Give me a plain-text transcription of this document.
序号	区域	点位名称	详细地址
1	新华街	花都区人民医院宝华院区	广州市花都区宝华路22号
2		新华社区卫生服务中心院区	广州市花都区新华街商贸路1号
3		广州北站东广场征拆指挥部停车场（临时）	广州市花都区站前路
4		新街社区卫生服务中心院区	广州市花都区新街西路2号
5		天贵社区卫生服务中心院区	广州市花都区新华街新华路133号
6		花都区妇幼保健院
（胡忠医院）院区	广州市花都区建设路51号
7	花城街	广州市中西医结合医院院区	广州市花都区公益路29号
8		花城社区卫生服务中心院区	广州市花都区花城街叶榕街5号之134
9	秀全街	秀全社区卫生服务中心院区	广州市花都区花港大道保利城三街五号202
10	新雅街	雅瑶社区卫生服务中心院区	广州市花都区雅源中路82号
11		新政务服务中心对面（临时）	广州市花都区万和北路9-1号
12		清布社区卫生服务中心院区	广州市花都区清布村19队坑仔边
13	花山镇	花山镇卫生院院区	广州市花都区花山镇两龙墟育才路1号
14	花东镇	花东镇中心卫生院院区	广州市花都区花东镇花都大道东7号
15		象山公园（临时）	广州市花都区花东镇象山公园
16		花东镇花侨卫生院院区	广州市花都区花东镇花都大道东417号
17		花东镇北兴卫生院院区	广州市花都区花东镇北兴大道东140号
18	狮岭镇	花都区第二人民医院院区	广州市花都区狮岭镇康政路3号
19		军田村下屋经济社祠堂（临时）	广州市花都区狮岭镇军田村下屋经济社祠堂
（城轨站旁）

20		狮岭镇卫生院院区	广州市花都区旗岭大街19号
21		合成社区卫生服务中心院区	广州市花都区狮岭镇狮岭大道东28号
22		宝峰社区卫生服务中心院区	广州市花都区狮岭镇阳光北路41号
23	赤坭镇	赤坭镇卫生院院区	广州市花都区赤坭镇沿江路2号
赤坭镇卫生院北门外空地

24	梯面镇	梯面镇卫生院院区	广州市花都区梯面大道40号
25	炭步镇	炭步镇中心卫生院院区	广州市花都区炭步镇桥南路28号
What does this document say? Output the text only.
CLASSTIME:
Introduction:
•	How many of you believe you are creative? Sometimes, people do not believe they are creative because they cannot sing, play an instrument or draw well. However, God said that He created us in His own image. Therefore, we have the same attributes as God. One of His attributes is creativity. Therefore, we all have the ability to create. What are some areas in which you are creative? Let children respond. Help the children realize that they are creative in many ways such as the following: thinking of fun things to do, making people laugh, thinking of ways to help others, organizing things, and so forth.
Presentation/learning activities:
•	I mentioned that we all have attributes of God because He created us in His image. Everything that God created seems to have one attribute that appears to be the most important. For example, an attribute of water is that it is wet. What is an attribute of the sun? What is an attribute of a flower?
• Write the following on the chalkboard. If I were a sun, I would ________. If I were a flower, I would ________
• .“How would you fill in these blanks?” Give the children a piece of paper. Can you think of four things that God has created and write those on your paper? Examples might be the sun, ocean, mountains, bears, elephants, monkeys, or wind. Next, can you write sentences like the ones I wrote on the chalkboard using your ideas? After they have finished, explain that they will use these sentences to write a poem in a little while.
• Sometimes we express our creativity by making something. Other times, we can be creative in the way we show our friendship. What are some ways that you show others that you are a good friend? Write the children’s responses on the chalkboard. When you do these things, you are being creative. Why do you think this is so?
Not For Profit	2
^^^^^^^^^^^^^^^^
> _WHAT THIS TASK INVOLVES_
Quote all of the entries verbatim.

> _THE COMPLETED TASK_
Give me a plain-text transcription of this document.
序号	区域	点位名称	详细地址
1	新华街	花都区人民医院宝华院区	广州市花都区宝华路22号
2		新华社区卫生服务中心院区	广州市花都区新华街商贸路1号
3		广州北站东广场征拆指挥部停车场（临时）	广州市花都区站前路
4		新街社区卫生服务中心院区	广州市花都区新街西路2号
5		天贵社区卫生服务中心院区	广州市花都区新华街新华路133号
6		花都区妇幼保健院
（胡忠医院）院区	广州市花都区建设路51号
7	花城街	广州市中西医结合医院院区	广州市花都区公益路29号
8		花城社区卫生服务中心院区	广州市花都区花城街叶榕街5号之134
9	秀全街	秀全社区卫生服务中心院区	广州市花都区花港大道保利城三街五号202
10	新雅街	雅瑶社区卫生服务中心院区	广州市花都区雅源中路82号
11		新政务服务中心对面（临时）	广州市花都区万和北路9-1号
12		清布社区卫生服务中心院区	广州市花都区清布村19队坑仔边
13	花山镇	花山镇卫生院院区	广州市花都区花山镇两龙墟育才路1号
14	花东镇	花东镇中心卫生院院区	广州市花都区花东镇花都大道东7号
15		象山公园（临时）	广州市花都区花东镇象山公园
16		花东镇花侨卫生院院区	广州市花都区花东镇花都大道东417号
17		花东镇北兴卫生院院区	广州市花都区花东镇北兴大道东140号
18	狮岭镇	花都区第二人民医院院区	广州市花都区狮岭镇康政路3号
19		军田村下屋经济社祠堂（临时）	广州市花都区狮岭镇军田村下屋经济社祠堂
（城轨站旁）

20		狮岭镇卫生院院区	广州市花都区旗岭大街19号
21		合成社区卫生服务中心院区	广州市花都区狮岭镇狮岭大道东28号
22		宝峰社区卫生服务中心院区	广州市花都区狮岭镇阳光北路41号
23	赤坭镇	赤坭镇卫生院院区	广州市花都区赤坭镇沿江路2号
赤坭镇卫生院北门外空地

24	梯面镇	梯面镇卫生院院区	广州市花都区梯面大道40号
25	炭步镇	炭步镇中心卫生院院区	广州市花都区炭步镇桥南路28号
What does this document say? Output the text only.
CLASSTIME:
Introduction:
•	How many of you believe you are creative? Sometimes, people do not believe they are creative because they cannot sing, play an instrument or draw well. However, God said that He created us in His own image. Therefore, we have the same attributes as God. One of His attributes is creativity. Therefore, we all have the ability to create. What are some areas in which you are creative? Let children respond. Help the children realize that they are creative in many ways such as the following: thinking of fun things to do, making people laugh, thinking of ways to help others, organizing things, and so forth.
Presentation/learning activities:
•	I mentioned that we all have attributes of God because He created us in His image. Everything that God created seems to have one attribute that appears to be the most important. For example, an attribute of water is that it is wet. What is an attribute of the sun? What is an attribute of a flower?
• Write the following on the chalkboard. If I were a sun, I would ________. If I were a flower, I would ________
• .“How would you fill in these blanks?” Give the children a piece of paper. Can you think of four things that God has created and write those on your paper? Examples might be the sun, ocean, mountains, bears, elephants, monkeys, or wind. Next, can you write sentences like the ones I wrote on the chalkboard using your ideas? After they have finished, explain that they will use these sentences to write a poem in a little while.
• Sometimes we express our creativity by making something. Other times, we can be creative in the way we show our friendship. What are some ways that you show others that you are a good friend? Write the children’s responses on the chalkboard. When you do these things, you are being creative. Why do you think this is so?
Not For Profit	2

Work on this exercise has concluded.